Stored data
---------------
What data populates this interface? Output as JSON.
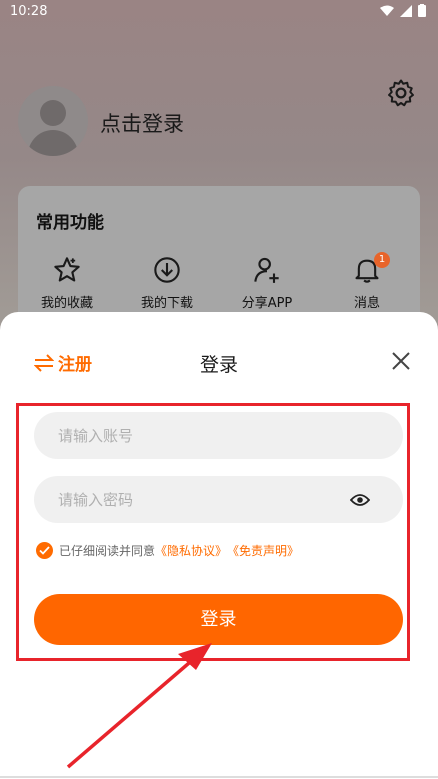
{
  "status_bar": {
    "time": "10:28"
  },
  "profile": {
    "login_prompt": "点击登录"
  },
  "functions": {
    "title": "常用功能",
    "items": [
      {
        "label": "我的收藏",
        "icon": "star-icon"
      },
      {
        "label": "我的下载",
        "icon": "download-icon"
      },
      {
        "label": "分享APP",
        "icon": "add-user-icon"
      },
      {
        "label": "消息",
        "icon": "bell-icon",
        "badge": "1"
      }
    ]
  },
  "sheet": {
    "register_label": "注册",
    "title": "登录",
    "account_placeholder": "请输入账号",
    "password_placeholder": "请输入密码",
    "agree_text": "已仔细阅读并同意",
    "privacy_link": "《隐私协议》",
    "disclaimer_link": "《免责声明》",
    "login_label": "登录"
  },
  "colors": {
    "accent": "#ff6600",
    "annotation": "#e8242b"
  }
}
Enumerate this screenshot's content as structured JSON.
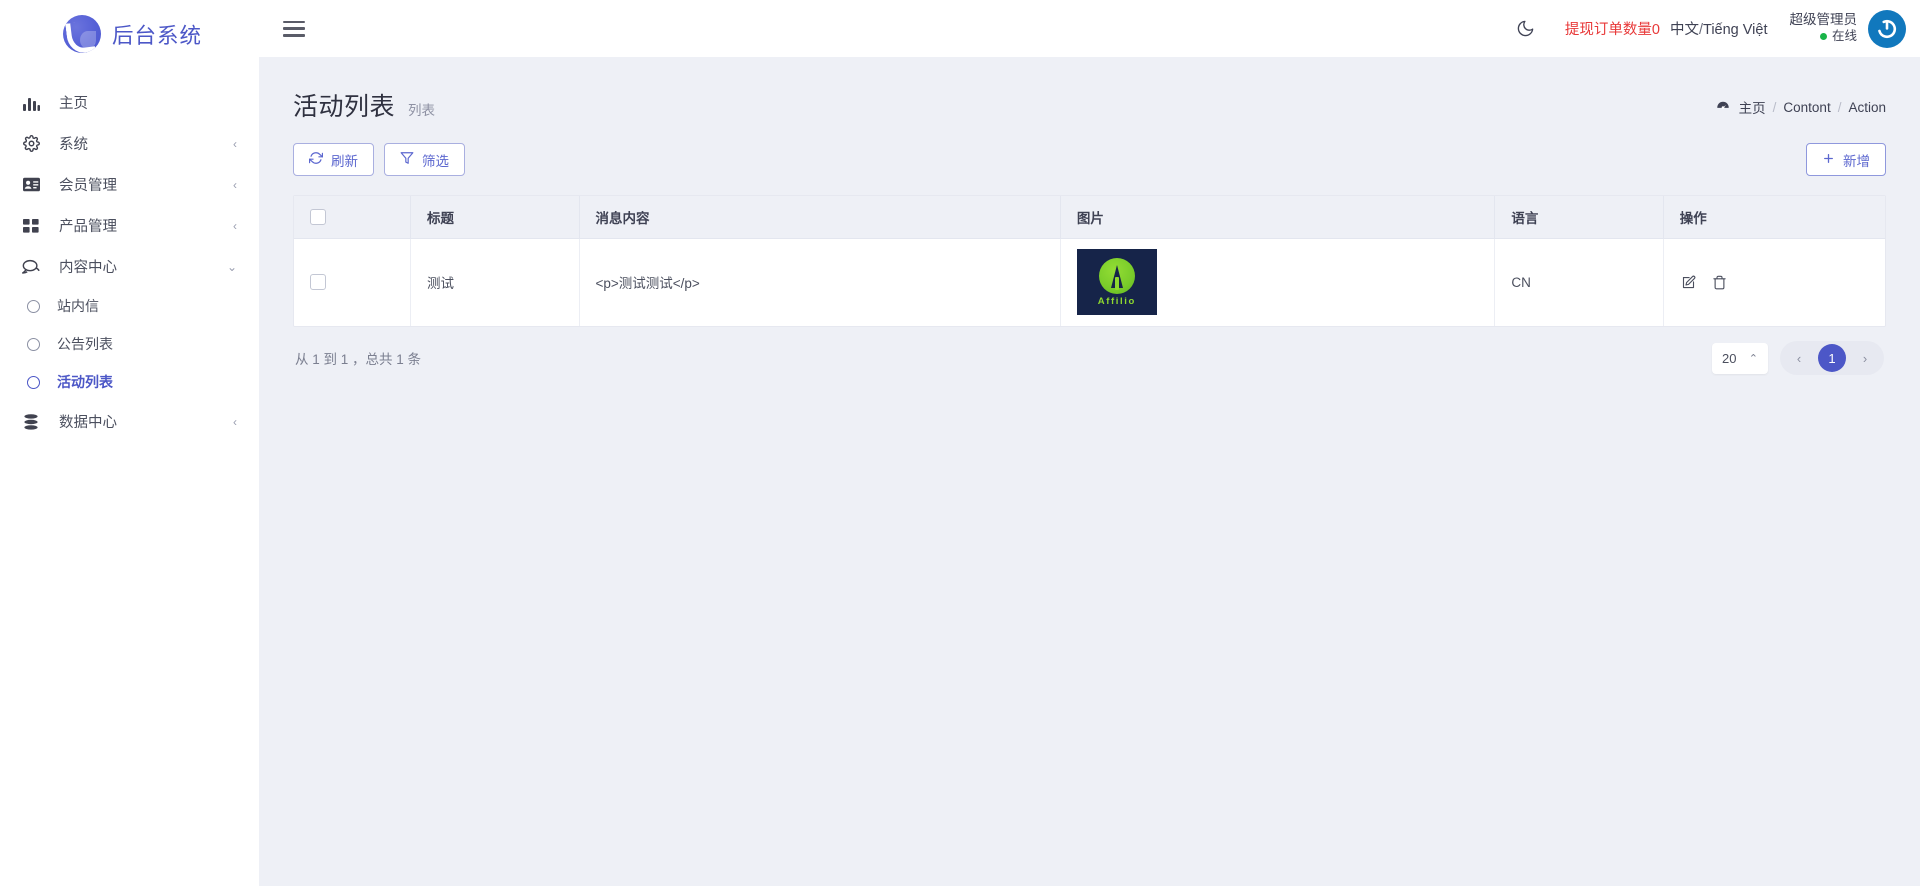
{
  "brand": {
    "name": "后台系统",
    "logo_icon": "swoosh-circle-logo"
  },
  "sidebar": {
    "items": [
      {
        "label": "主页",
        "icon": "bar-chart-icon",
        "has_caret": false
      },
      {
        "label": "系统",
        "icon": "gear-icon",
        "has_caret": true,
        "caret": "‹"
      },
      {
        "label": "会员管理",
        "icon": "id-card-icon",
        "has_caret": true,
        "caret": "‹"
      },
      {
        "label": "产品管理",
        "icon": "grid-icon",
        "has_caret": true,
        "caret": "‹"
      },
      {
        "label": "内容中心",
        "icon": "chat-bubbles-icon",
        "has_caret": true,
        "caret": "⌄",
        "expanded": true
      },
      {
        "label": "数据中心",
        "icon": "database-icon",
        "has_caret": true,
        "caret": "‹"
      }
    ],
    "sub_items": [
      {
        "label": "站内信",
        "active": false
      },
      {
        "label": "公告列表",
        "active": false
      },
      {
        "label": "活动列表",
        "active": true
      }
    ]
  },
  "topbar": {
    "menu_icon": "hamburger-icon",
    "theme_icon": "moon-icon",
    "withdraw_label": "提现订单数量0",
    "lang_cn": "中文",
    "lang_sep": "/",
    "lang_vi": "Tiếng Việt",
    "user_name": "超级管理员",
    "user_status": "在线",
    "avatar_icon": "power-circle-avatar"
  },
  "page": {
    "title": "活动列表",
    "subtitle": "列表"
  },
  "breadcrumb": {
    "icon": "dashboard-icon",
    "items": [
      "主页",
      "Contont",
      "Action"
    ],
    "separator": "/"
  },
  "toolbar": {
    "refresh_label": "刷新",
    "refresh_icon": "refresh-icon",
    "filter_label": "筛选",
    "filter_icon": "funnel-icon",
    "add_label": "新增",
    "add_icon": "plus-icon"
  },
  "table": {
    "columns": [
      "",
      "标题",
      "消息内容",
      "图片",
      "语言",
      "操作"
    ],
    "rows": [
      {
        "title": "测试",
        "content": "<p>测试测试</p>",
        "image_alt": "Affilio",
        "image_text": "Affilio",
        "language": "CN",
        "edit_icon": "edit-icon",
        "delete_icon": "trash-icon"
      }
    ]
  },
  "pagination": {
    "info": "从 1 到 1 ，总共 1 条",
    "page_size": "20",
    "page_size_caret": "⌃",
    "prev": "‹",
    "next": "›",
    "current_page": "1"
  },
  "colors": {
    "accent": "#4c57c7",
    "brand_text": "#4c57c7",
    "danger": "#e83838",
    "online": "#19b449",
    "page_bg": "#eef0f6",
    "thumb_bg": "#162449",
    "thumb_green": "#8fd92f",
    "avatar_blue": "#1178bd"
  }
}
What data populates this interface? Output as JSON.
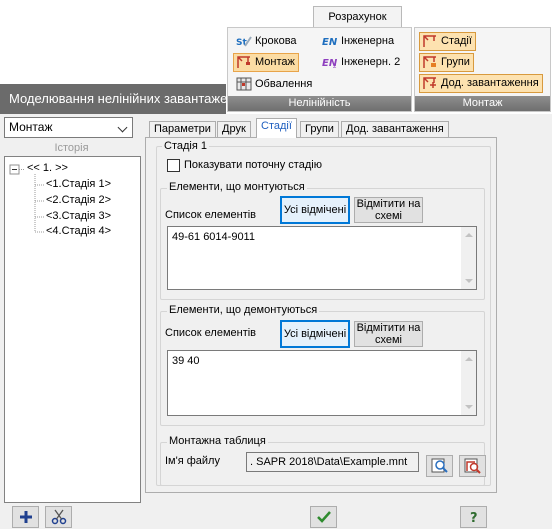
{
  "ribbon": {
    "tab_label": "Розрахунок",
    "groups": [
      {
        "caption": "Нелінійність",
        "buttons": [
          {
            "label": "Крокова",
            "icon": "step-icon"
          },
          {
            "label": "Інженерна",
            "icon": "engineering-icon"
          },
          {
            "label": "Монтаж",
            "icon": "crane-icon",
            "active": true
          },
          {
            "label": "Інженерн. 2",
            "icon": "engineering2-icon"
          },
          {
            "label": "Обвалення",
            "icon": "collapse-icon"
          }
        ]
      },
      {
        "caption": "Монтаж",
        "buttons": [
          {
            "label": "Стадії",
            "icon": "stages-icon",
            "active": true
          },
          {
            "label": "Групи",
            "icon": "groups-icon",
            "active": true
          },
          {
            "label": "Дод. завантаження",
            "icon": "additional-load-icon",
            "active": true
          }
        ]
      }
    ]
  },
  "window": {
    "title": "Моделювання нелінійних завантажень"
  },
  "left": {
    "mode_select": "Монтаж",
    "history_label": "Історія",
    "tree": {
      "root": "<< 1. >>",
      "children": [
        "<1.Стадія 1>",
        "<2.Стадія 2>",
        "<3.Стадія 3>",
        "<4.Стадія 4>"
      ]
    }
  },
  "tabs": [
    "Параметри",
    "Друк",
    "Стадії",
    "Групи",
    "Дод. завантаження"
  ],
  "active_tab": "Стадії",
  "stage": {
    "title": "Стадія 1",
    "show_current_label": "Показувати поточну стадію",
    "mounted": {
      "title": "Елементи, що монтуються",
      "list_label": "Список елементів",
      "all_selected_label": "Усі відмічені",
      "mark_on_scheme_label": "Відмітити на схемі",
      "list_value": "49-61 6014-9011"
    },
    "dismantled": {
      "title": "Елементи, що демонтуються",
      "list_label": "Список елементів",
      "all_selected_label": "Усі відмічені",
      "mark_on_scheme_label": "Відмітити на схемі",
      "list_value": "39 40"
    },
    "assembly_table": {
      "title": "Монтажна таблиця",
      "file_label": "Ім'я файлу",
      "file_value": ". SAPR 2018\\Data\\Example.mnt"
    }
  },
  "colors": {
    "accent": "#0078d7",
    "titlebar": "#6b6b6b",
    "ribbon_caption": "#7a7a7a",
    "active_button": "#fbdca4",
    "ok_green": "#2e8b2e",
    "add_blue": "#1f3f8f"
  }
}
---------------
• Work required:
Reproduce all of the data exactly; the pictures do not belong in the copy.

• Task solution:
What data populates this interface? Output as JSON.
{
  "status_bar": {
    "time": "10:28"
  },
  "profile": {
    "login_prompt": "点击登录"
  },
  "functions": {
    "title": "常用功能",
    "items": [
      {
        "label": "我的收藏",
        "icon": "star-icon"
      },
      {
        "label": "我的下载",
        "icon": "download-icon"
      },
      {
        "label": "分享APP",
        "icon": "add-user-icon"
      },
      {
        "label": "消息",
        "icon": "bell-icon",
        "badge": "1"
      }
    ]
  },
  "sheet": {
    "register_label": "注册",
    "title": "登录",
    "account_placeholder": "请输入账号",
    "password_placeholder": "请输入密码",
    "agree_text": "已仔细阅读并同意",
    "privacy_link": "《隐私协议》",
    "disclaimer_link": "《免责声明》",
    "login_label": "登录"
  },
  "colors": {
    "accent": "#ff6600",
    "annotation": "#e8242b"
  }
}
Enumerate this screenshot's content as structured JSON.
{
  "brand": {
    "name": "后台系统",
    "logo_icon": "swoosh-circle-logo"
  },
  "sidebar": {
    "items": [
      {
        "label": "主页",
        "icon": "bar-chart-icon",
        "has_caret": false
      },
      {
        "label": "系统",
        "icon": "gear-icon",
        "has_caret": true,
        "caret": "‹"
      },
      {
        "label": "会员管理",
        "icon": "id-card-icon",
        "has_caret": true,
        "caret": "‹"
      },
      {
        "label": "产品管理",
        "icon": "grid-icon",
        "has_caret": true,
        "caret": "‹"
      },
      {
        "label": "内容中心",
        "icon": "chat-bubbles-icon",
        "has_caret": true,
        "caret": "⌄",
        "expanded": true
      },
      {
        "label": "数据中心",
        "icon": "database-icon",
        "has_caret": true,
        "caret": "‹"
      }
    ],
    "sub_items": [
      {
        "label": "站内信",
        "active": false
      },
      {
        "label": "公告列表",
        "active": false
      },
      {
        "label": "活动列表",
        "active": true
      }
    ]
  },
  "topbar": {
    "menu_icon": "hamburger-icon",
    "theme_icon": "moon-icon",
    "withdraw_label": "提现订单数量0",
    "lang_cn": "中文",
    "lang_sep": "/",
    "lang_vi": "Tiếng Việt",
    "user_name": "超级管理员",
    "user_status": "在线",
    "avatar_icon": "power-circle-avatar"
  },
  "page": {
    "title": "活动列表",
    "subtitle": "列表"
  },
  "breadcrumb": {
    "icon": "dashboard-icon",
    "items": [
      "主页",
      "Contont",
      "Action"
    ],
    "separator": "/"
  },
  "toolbar": {
    "refresh_label": "刷新",
    "refresh_icon": "refresh-icon",
    "filter_label": "筛选",
    "filter_icon": "funnel-icon",
    "add_label": "新增",
    "add_icon": "plus-icon"
  },
  "table": {
    "columns": [
      "",
      "标题",
      "消息内容",
      "图片",
      "语言",
      "操作"
    ],
    "rows": [
      {
        "title": "测试",
        "content": "<p>测试测试</p>",
        "image_alt": "Affilio",
        "image_text": "Affilio",
        "language": "CN",
        "edit_icon": "edit-icon",
        "delete_icon": "trash-icon"
      }
    ]
  },
  "pagination": {
    "info": "从 1 到 1 ，总共 1 条",
    "page_size": "20",
    "page_size_caret": "⌃",
    "prev": "‹",
    "next": "›",
    "current_page": "1"
  },
  "colors": {
    "accent": "#4c57c7",
    "brand_text": "#4c57c7",
    "danger": "#e83838",
    "online": "#19b449",
    "page_bg": "#eef0f6",
    "thumb_bg": "#162449",
    "thumb_green": "#8fd92f",
    "avatar_blue": "#1178bd"
  }
}
What data populates this interface? Output as JSON.
{
  "ribbon": {
    "tab_label": "Розрахунок",
    "groups": [
      {
        "caption": "Нелінійність",
        "buttons": [
          {
            "label": "Крокова",
            "icon": "step-icon"
          },
          {
            "label": "Інженерна",
            "icon": "engineering-icon"
          },
          {
            "label": "Монтаж",
            "icon": "crane-icon",
            "active": true
          },
          {
            "label": "Інженерн. 2",
            "icon": "engineering2-icon"
          },
          {
            "label": "Обвалення",
            "icon": "collapse-icon"
          }
        ]
      },
      {
        "caption": "Монтаж",
        "buttons": [
          {
            "label": "Стадії",
            "icon": "stages-icon",
            "active": true
          },
          {
            "label": "Групи",
            "icon": "groups-icon",
            "active": true
          },
          {
            "label": "Дод. завантаження",
            "icon": "additional-load-icon",
            "active": true
          }
        ]
      }
    ]
  },
  "window": {
    "title": "Моделювання нелінійних завантажень"
  },
  "left": {
    "mode_select": "Монтаж",
    "history_label": "Історія",
    "tree": {
      "root": "<< 1. >>",
      "children": [
        "<1.Стадія 1>",
        "<2.Стадія 2>",
        "<3.Стадія 3>",
        "<4.Стадія 4>"
      ]
    }
  },
  "tabs": [
    "Параметри",
    "Друк",
    "Стадії",
    "Групи",
    "Дод. завантаження"
  ],
  "active_tab": "Стадії",
  "stage": {
    "title": "Стадія 1",
    "show_current_label": "Показувати поточну стадію",
    "mounted": {
      "title": "Елементи, що монтуються",
      "list_label": "Список елементів",
      "all_selected_label": "Усі відмічені",
      "mark_on_scheme_label": "Відмітити на схемі",
      "list_value": "49-61 6014-9011"
    },
    "dismantled": {
      "title": "Елементи, що демонтуються",
      "list_label": "Список елементів",
      "all_selected_label": "Усі відмічені",
      "mark_on_scheme_label": "Відмітити на схемі",
      "list_value": "39 40"
    },
    "assembly_table": {
      "title": "Монтажна таблиця",
      "file_label": "Ім'я файлу",
      "file_value": ". SAPR 2018\\Data\\Example.mnt"
    }
  },
  "colors": {
    "accent": "#0078d7",
    "titlebar": "#6b6b6b",
    "ribbon_caption": "#7a7a7a",
    "active_button": "#fbdca4",
    "ok_green": "#2e8b2e",
    "add_blue": "#1f3f8f"
  }
}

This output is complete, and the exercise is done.